- REQUEST: Determine the number of lines where "aliqua" occurs and reply with that number by itself.

_ _ _

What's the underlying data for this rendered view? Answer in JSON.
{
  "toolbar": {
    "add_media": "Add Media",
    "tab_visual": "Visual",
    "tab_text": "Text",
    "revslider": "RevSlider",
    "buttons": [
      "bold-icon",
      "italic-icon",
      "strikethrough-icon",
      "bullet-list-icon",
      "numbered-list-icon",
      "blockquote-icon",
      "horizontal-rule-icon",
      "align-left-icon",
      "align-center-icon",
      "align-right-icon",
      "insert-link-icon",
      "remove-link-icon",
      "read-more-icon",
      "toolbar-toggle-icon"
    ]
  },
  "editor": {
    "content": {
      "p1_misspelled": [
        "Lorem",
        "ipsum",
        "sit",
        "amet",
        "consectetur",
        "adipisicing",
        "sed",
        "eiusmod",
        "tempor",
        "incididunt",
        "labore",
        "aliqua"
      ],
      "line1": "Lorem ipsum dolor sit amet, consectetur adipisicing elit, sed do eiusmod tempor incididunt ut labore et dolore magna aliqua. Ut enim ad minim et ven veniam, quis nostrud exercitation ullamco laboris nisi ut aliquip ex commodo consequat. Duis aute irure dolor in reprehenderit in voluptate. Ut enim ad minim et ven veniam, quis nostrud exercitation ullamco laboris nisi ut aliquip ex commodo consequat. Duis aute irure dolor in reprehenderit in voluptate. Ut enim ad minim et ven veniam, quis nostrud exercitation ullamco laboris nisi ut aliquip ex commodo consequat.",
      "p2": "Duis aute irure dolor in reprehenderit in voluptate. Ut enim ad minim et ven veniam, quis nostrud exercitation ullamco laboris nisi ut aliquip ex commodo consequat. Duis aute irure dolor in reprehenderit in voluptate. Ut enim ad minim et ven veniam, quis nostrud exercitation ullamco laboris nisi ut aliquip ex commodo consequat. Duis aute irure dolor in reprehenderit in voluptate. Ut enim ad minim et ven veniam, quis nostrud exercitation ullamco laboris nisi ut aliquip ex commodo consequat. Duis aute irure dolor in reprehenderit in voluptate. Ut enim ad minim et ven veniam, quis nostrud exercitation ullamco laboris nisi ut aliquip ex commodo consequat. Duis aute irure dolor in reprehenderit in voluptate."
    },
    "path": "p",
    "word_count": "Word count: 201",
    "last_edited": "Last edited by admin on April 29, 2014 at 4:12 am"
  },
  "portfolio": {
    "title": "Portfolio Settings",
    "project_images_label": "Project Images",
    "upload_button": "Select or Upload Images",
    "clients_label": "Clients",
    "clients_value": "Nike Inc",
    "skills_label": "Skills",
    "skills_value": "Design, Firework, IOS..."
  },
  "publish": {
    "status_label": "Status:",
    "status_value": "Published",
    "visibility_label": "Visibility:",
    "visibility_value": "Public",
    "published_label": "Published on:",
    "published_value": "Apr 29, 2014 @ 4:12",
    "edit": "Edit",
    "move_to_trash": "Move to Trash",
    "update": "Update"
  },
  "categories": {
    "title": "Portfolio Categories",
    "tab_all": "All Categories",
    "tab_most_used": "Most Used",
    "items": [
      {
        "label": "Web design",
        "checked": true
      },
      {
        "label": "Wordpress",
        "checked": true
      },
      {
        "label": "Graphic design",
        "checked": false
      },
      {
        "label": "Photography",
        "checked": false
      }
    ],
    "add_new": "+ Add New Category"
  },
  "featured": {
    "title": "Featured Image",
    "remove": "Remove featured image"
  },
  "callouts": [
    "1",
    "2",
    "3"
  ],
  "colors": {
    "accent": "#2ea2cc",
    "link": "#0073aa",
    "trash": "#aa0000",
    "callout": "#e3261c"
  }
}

_ _ _

- EXERCISE ANSWER: 2